What the task asks
Search the listing for the string "JSON" and copy every line that contains it.

Exercise inputs
-- START --

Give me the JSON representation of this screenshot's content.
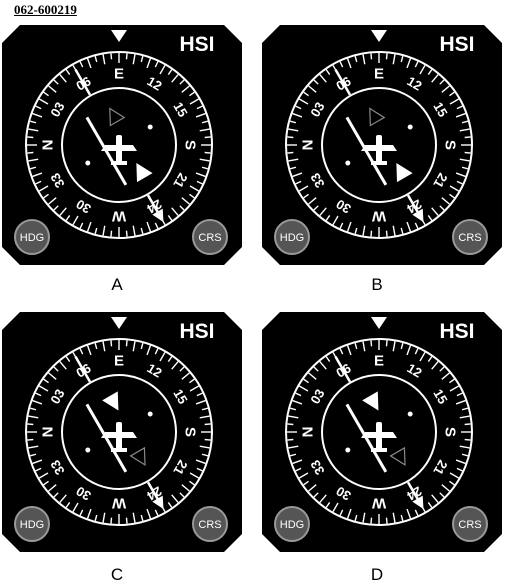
{
  "reference_id": "062-600219",
  "instrument": {
    "title": "HSI",
    "hdg_button": "HDG",
    "crs_button": "CRS",
    "scale_labels": [
      "N",
      "03",
      "06",
      "E",
      "12",
      "15",
      "S",
      "21",
      "24",
      "W",
      "30",
      "33"
    ]
  },
  "options": [
    {
      "label": "A",
      "to_from": "from",
      "flag_color": "#202020"
    },
    {
      "label": "B",
      "to_from": "from",
      "flag_color": "#202020"
    },
    {
      "label": "C",
      "to_from": "to",
      "flag_color": "#ffffff"
    },
    {
      "label": "D",
      "to_from": "to",
      "flag_color": "#ffffff"
    }
  ]
}
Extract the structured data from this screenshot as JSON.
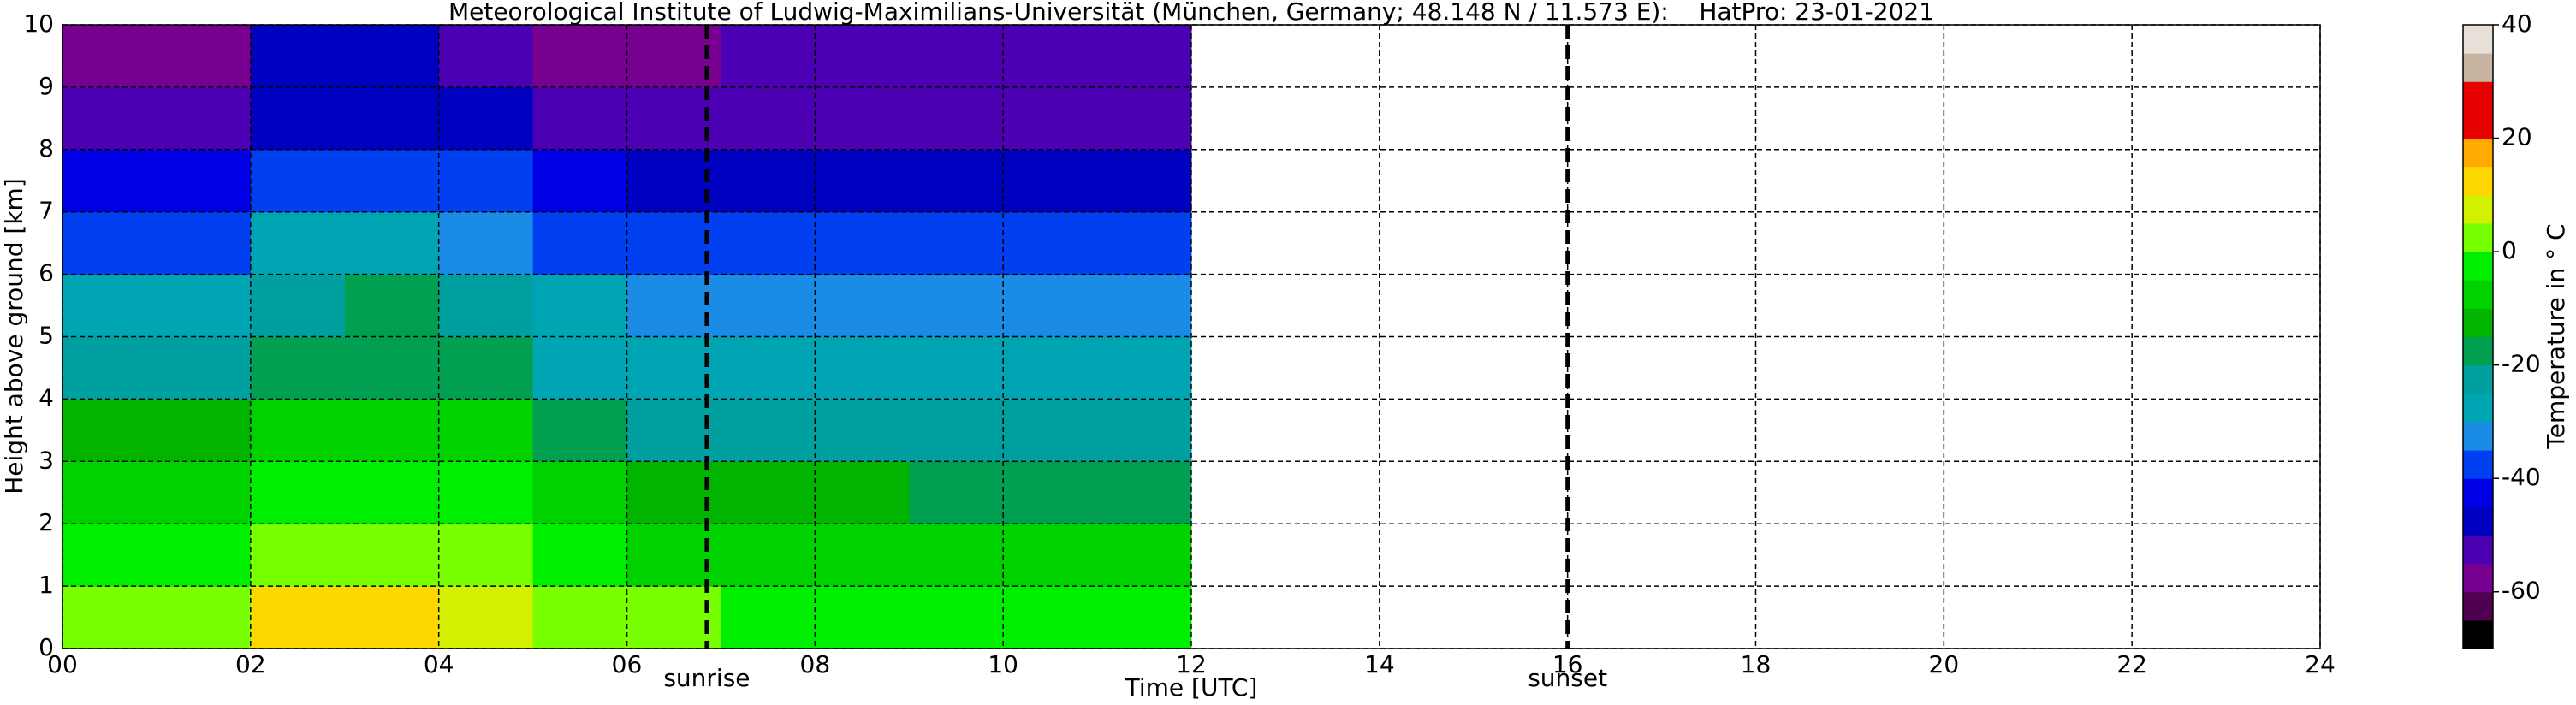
{
  "chart_data": {
    "type": "heatmap",
    "title": "Meteorological Institute of Ludwig-Maximilians-Universität (München, Germany; 48.148 N / 11.573 E):    HatPro: 23-01-2021",
    "x_label": "Time [UTC]",
    "y_label": "Height above ground [km]",
    "colorbar_label": "Temperature in ° C",
    "x_edges": [
      0,
      1,
      2,
      3,
      4,
      5,
      6,
      7,
      8,
      9,
      10,
      11,
      12
    ],
    "y_edges": [
      0,
      1,
      2,
      3,
      4,
      5,
      6,
      7,
      8,
      9,
      10
    ],
    "values": [
      [
        3,
        3,
        10,
        11,
        9,
        2,
        1,
        -1,
        -2,
        -2,
        -2,
        -1
      ],
      [
        -4,
        -4,
        0,
        1,
        0,
        -5,
        -7,
        -8,
        -9,
        -9,
        -9,
        -9
      ],
      [
        -8,
        -8,
        -4,
        -3,
        -4,
        -10,
        -13,
        -15,
        -15,
        -16,
        -16,
        -16
      ],
      [
        -14,
        -14,
        -10,
        -9,
        -10,
        -18,
        -22,
        -23,
        -23,
        -23,
        -23,
        -23
      ],
      [
        -22,
        -22,
        -17,
        -16,
        -18,
        -26,
        -28,
        -28,
        -28,
        -28,
        -28,
        -28
      ],
      [
        -29,
        -29,
        -21,
        -20,
        -23,
        -30,
        -32,
        -32,
        -32,
        -32,
        -33,
        -33
      ],
      [
        -36,
        -36,
        -30,
        -29,
        -31,
        -36,
        -37,
        -37,
        -38,
        -38,
        -38,
        -38
      ],
      [
        -45,
        -45,
        -38,
        -37,
        -40,
        -44,
        -46,
        -47,
        -47,
        -47,
        -47,
        -47
      ],
      [
        -53,
        -53,
        -48,
        -47,
        -50,
        -52,
        -53,
        -53,
        -53,
        -53,
        -53,
        -53
      ],
      [
        -60,
        -60,
        -50,
        -50,
        -52,
        -57,
        -56,
        -55,
        -55,
        -55,
        -55,
        -55
      ]
    ],
    "xlim": [
      0,
      24
    ],
    "ylim": [
      0,
      10
    ],
    "xticks": [
      {
        "value": 0,
        "label": "00"
      },
      {
        "value": 2,
        "label": "02"
      },
      {
        "value": 4,
        "label": "04"
      },
      {
        "value": 6,
        "label": "06"
      },
      {
        "value": 8,
        "label": "08"
      },
      10,
      12,
      14,
      16,
      18,
      20,
      22,
      24
    ],
    "yticks": [
      0,
      1,
      2,
      3,
      4,
      5,
      6,
      7,
      8,
      9,
      10
    ],
    "grid": true,
    "annotations": [
      {
        "x": 6.85,
        "label": "sunrise"
      },
      {
        "x": 16.0,
        "label": "sunset"
      }
    ],
    "clim": [
      -70,
      40
    ],
    "cticks": [
      -60,
      -40,
      -20,
      0,
      20,
      40
    ],
    "colorbar": {
      "bounds": [
        -70,
        -65,
        -60,
        -55,
        -50,
        -45,
        -40,
        -35,
        -30,
        -25,
        -20,
        -15,
        -10,
        -5,
        0,
        5,
        10,
        15,
        20,
        25,
        30,
        35,
        40
      ],
      "colors": [
        "#000000",
        "#500050",
        "#780090",
        "#4b00b4",
        "#0000c0",
        "#0000e6",
        "#0040f0",
        "#1a8ce6",
        "#00a5b4",
        "#00a0a0",
        "#00a050",
        "#00b400",
        "#00d200",
        "#00ee00",
        "#78ff00",
        "#d2f000",
        "#ffd700",
        "#ffaa00",
        "#e60000",
        "#e60000",
        "#c8b4a0",
        "#e6e0d8"
      ]
    }
  }
}
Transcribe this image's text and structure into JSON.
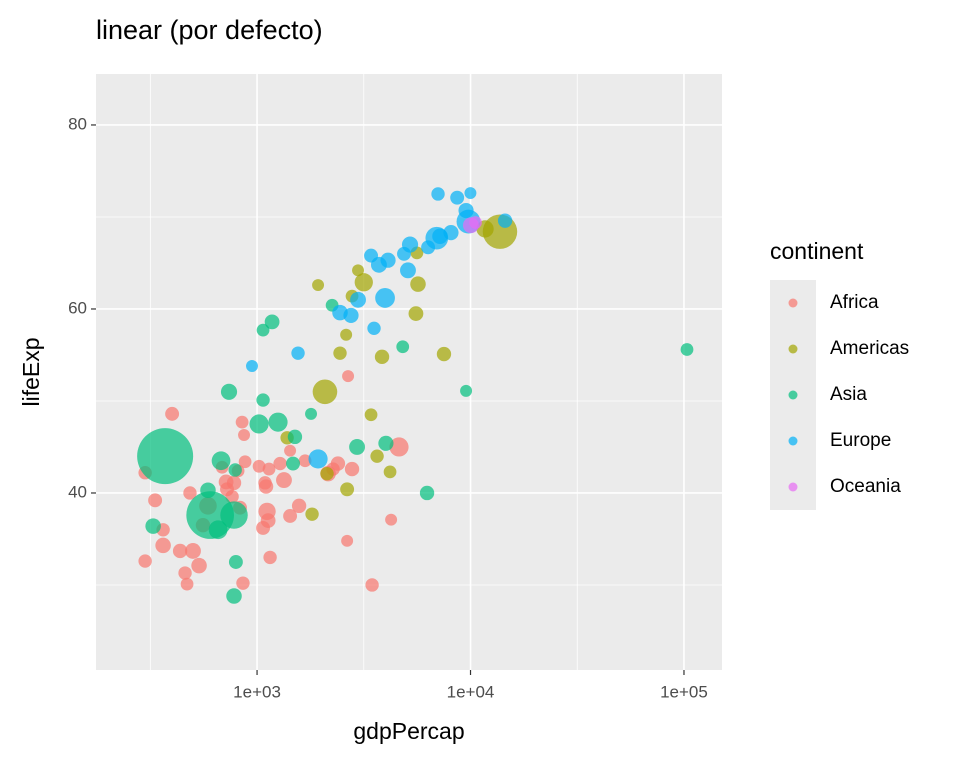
{
  "chart_data": {
    "type": "scatter",
    "title": "linear (por defecto)",
    "x_label": "gdpPercap",
    "y_label": "lifeExp",
    "legend_title": "continent",
    "legend_position": "right",
    "x_log_scale": true,
    "grid": true,
    "xlim": [
      176,
      150700
    ],
    "ylim": [
      20.76,
      85.54
    ],
    "xticks": [
      {
        "value": 1000,
        "label": "1e+03"
      },
      {
        "value": 10000,
        "label": "1e+04"
      },
      {
        "value": 100000,
        "label": "1e+05"
      }
    ],
    "yticks": [
      40,
      60,
      80
    ],
    "x_minor_ticks": [
      316.23,
      3162.3,
      31623
    ],
    "y_minor_ticks": [
      30,
      50,
      70
    ],
    "series": [
      {
        "name": "Africa",
        "color": "#F8766D",
        "x": [
          299,
          299,
          333,
          363,
          363,
          400,
          436,
          460,
          470,
          485,
          501,
          535,
          558,
          589,
          686,
          716,
          723,
          764,
          780,
          815,
          832,
          851,
          859,
          869,
          879,
          1022,
          1067,
          1090,
          1102,
          1114,
          1127,
          1138,
          1151,
          1282,
          1337,
          1428,
          1428,
          1574,
          1679,
          2152,
          2270,
          2393,
          2642,
          2669,
          2786,
          3459,
          4246,
          4624
        ],
        "values": [
          42.2,
          32.6,
          39.2,
          36.0,
          34.3,
          48.6,
          33.7,
          31.3,
          30.1,
          40.0,
          33.7,
          32.1,
          36.5,
          38.6,
          42.8,
          41.2,
          40.4,
          39.6,
          41.1,
          42.4,
          38.4,
          47.7,
          30.2,
          46.3,
          43.4,
          42.9,
          36.2,
          41.1,
          40.7,
          38.0,
          37.0,
          42.6,
          33.0,
          43.2,
          41.4,
          37.5,
          44.6,
          38.6,
          43.5,
          42.1,
          42.6,
          43.2,
          34.8,
          52.7,
          42.6,
          30.0,
          37.1,
          45.0
        ],
        "size": [
          3,
          3,
          4,
          3,
          8,
          4,
          5,
          3,
          2,
          3,
          9,
          8,
          5,
          15,
          2,
          6,
          4,
          3,
          5,
          2,
          4,
          2,
          3,
          1,
          2,
          2,
          4,
          3,
          5,
          14,
          6,
          2,
          3,
          3,
          9,
          4,
          1,
          5,
          2,
          8,
          3,
          5,
          1,
          1,
          5,
          3,
          1,
          22
        ]
      },
      {
        "name": "Americas",
        "color": "#A3A500",
        "x": [
          1383,
          1810,
          1931,
          2080,
          2127,
          2447,
          2614,
          2642,
          2786,
          2972,
          3162,
          3420,
          3850,
          3650,
          4198,
          5675,
          5550,
          5610,
          7510,
          11700,
          13740
        ],
        "values": [
          46.0,
          37.7,
          62.6,
          51.0,
          42.1,
          55.2,
          57.2,
          40.4,
          61.4,
          64.2,
          62.9,
          48.5,
          54.8,
          44.0,
          42.3,
          62.7,
          59.5,
          66.1,
          55.1,
          68.7,
          68.4
        ],
        "size": [
          3,
          3,
          1,
          56,
          3,
          3,
          1,
          4,
          2,
          1,
          18,
          2,
          5,
          3,
          2,
          8,
          6,
          2,
          5,
          14,
          157
        ]
      },
      {
        "name": "Asia",
        "color": "#00BF7D",
        "x": [
          326,
          371,
          603,
          657,
          589,
          678,
          739,
          780,
          780,
          790,
          796,
          1067,
          1176,
          1067,
          1022,
          1254,
          1505,
          1790,
          1474,
          2247,
          2941,
          4015,
          4813,
          6257,
          9530,
          103300
        ],
        "values": [
          36.4,
          44.0,
          37.6,
          36.0,
          40.3,
          43.5,
          51.0,
          28.8,
          37.6,
          42.5,
          32.5,
          57.7,
          58.6,
          50.1,
          47.5,
          47.7,
          46.1,
          48.6,
          43.2,
          60.4,
          45.0,
          45.4,
          55.9,
          40.0,
          51.1,
          55.6
        ],
        "size": [
          8,
          556,
          372,
          20,
          8,
          20,
          10,
          8,
          80,
          3,
          4,
          2,
          6,
          3,
          22,
          22,
          5,
          1,
          4,
          2,
          9,
          7,
          2,
          5,
          1,
          2
        ]
      },
      {
        "name": "Europe",
        "color": "#00B0F6",
        "x": [
          947,
          1556,
          1931,
          2447,
          2755,
          2972,
          3420,
          3532,
          3723,
          3978,
          4108,
          4880,
          5093,
          5208,
          6328,
          7044,
          7195,
          8100,
          8660,
          9530,
          9990,
          9780,
          14520,
          6950
        ],
        "values": [
          53.8,
          55.2,
          43.7,
          59.6,
          59.3,
          61.0,
          65.8,
          57.9,
          64.8,
          61.2,
          65.3,
          66.0,
          64.2,
          67.0,
          66.7,
          72.5,
          67.9,
          68.3,
          72.1,
          70.7,
          72.6,
          69.5,
          69.6,
          67.7
        ],
        "size": [
          1,
          3,
          22,
          8,
          7,
          9,
          4,
          3,
          9,
          25,
          7,
          4,
          9,
          10,
          4,
          3,
          8,
          7,
          4,
          7,
          1,
          50,
          5,
          42
        ]
      },
      {
        "name": "Oceania",
        "color": "#E76BF3",
        "x": [
          10040,
          10557
        ],
        "values": [
          69.1,
          69.4
        ],
        "size": [
          9,
          2
        ]
      }
    ]
  }
}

-- END --

Answer to the exercise
Give me the JSON representation of this screenshot's content.
Extract the structured data from this screenshot as JSON.
Transcribe this image's text and structure into JSON.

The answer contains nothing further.